WRITTEN INSTRUCTION
Transcribe all of the data exactly. Omit the pictures.

— Begin SUPPLIED ENTRIES —

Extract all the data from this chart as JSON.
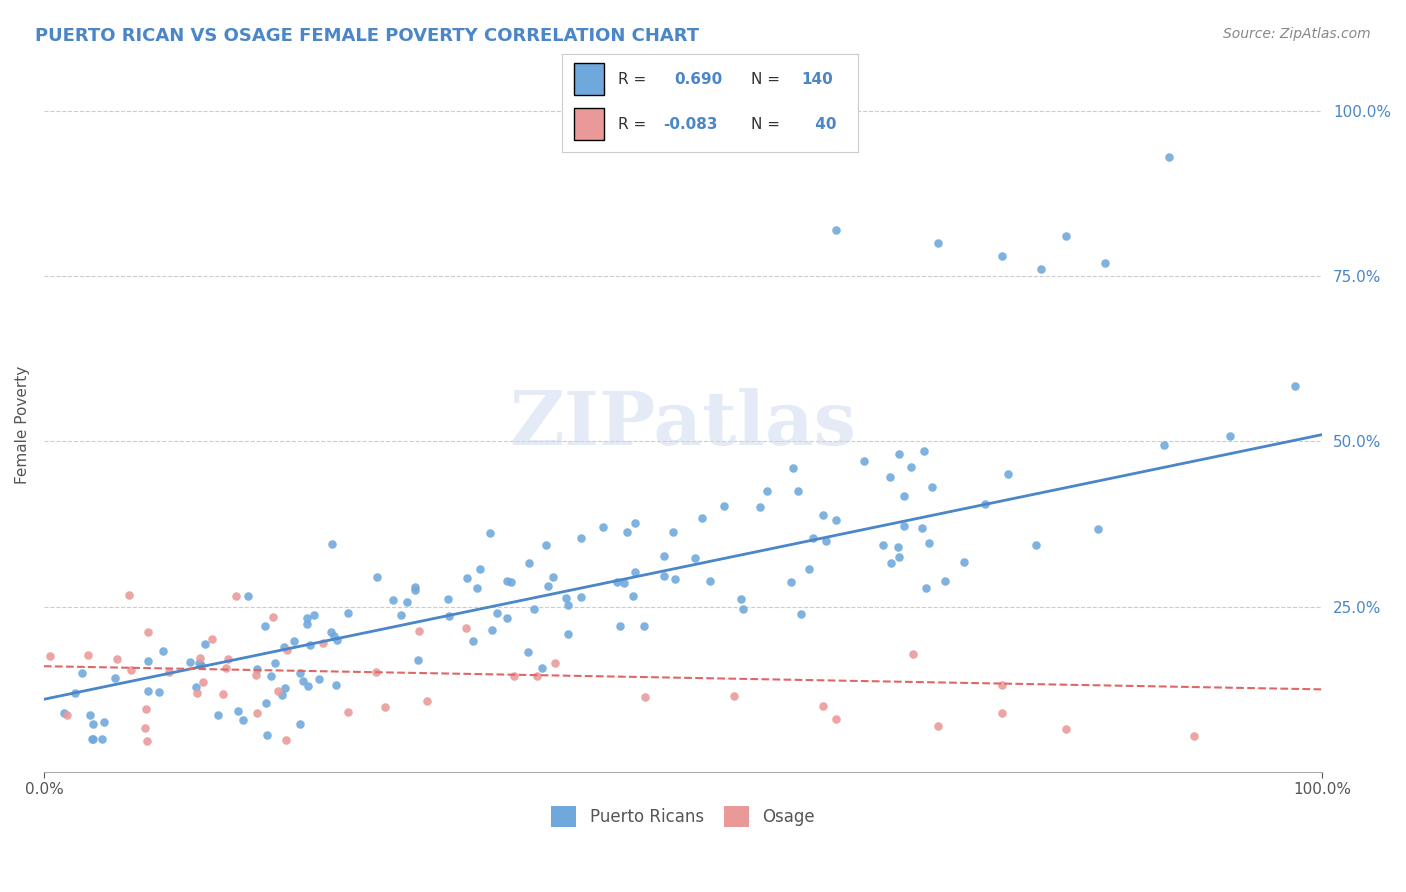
{
  "title": "PUERTO RICAN VS OSAGE FEMALE POVERTY CORRELATION CHART",
  "source": "Source: ZipAtlas.com",
  "ylabel": "Female Poverty",
  "xlim": [
    0.0,
    1.0
  ],
  "ylim": [
    0.0,
    1.05
  ],
  "ytick_labels": [
    "25.0%",
    "50.0%",
    "75.0%",
    "100.0%"
  ],
  "ytick_positions": [
    0.25,
    0.5,
    0.75,
    1.0
  ],
  "blue_R": 0.69,
  "blue_N": 140,
  "pink_R": -0.083,
  "pink_N": 40,
  "blue_color": "#6fa8dc",
  "pink_color": "#ea9999",
  "blue_line_color": "#4a86c8",
  "pink_line_color": "#e06666",
  "title_color": "#4a86c8",
  "source_color": "#888888",
  "watermark": "ZIPatlas",
  "background_color": "#ffffff",
  "grid_color": "#cccccc",
  "blue_line_y_start": 0.11,
  "blue_line_y_end": 0.51,
  "pink_line_y_start": 0.16,
  "pink_line_y_end": 0.125
}
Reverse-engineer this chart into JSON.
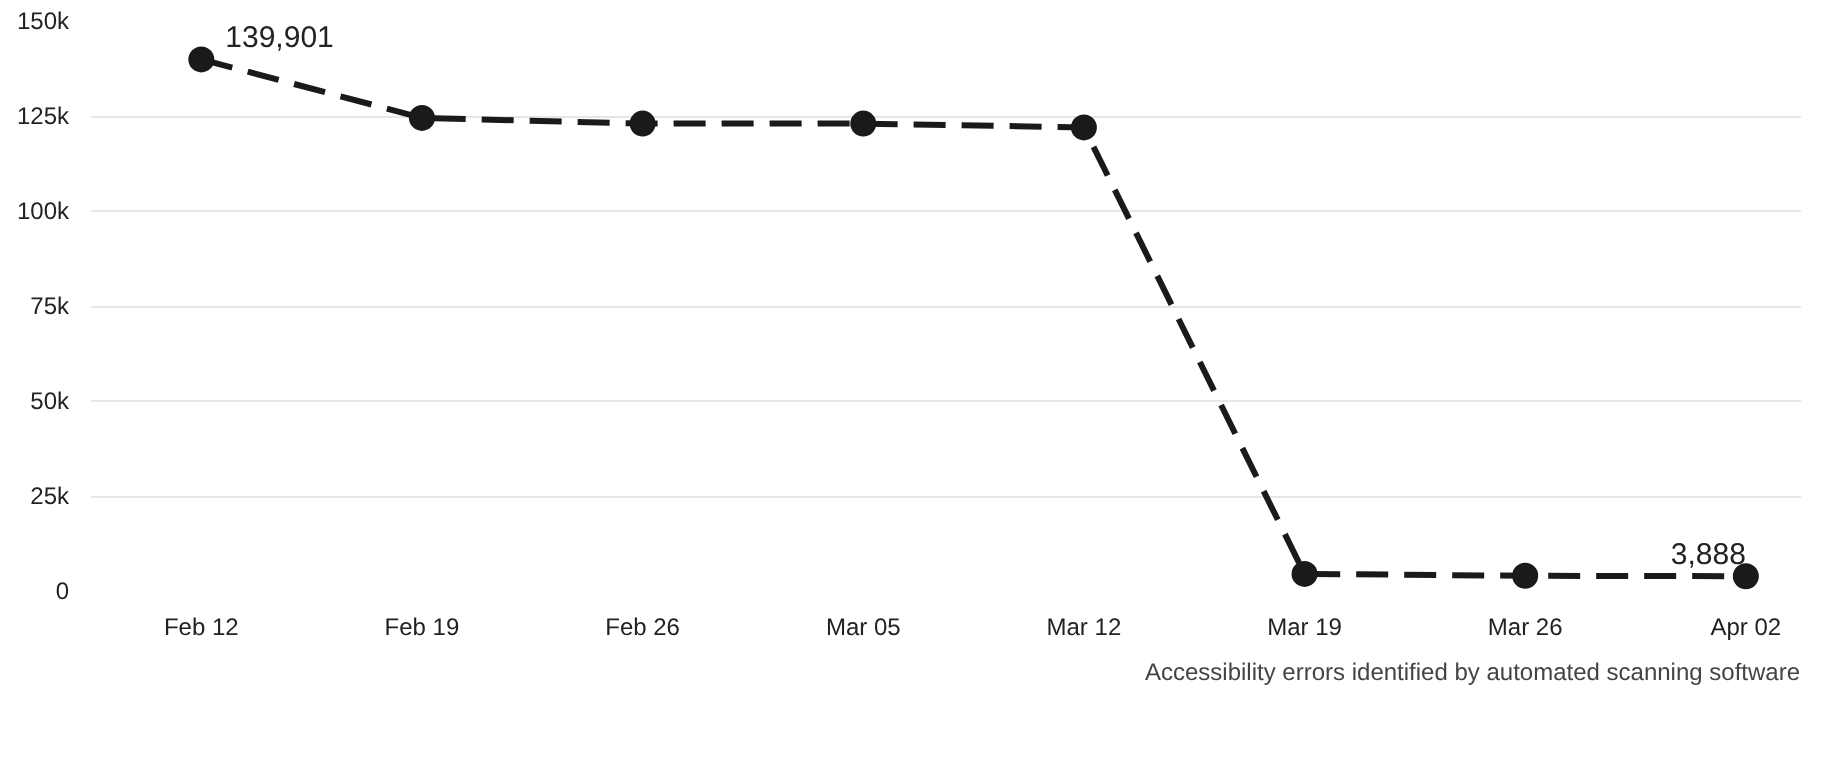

— End SUPPLIED ENTRIES —

FULL SOLUTION
Extract all the data from this chart as JSON.
{
  "title": "PUERTO RICAN VS OSAGE FEMALE POVERTY CORRELATION CHART",
  "source": "Source: ZipAtlas.com",
  "ylabel": "Female Poverty",
  "xlim": [
    0.0,
    1.0
  ],
  "ylim": [
    0.0,
    1.05
  ],
  "ytick_labels": [
    "25.0%",
    "50.0%",
    "75.0%",
    "100.0%"
  ],
  "ytick_positions": [
    0.25,
    0.5,
    0.75,
    1.0
  ],
  "blue_R": 0.69,
  "blue_N": 140,
  "pink_R": -0.083,
  "pink_N": 40,
  "blue_color": "#6fa8dc",
  "pink_color": "#ea9999",
  "blue_line_color": "#4a86c8",
  "pink_line_color": "#e06666",
  "title_color": "#4a86c8",
  "source_color": "#888888",
  "watermark": "ZIPatlas",
  "background_color": "#ffffff",
  "grid_color": "#cccccc",
  "blue_line_y_start": 0.11,
  "blue_line_y_end": 0.51,
  "pink_line_y_start": 0.16,
  "pink_line_y_end": 0.125
}
Reverse-engineer this chart into JSON.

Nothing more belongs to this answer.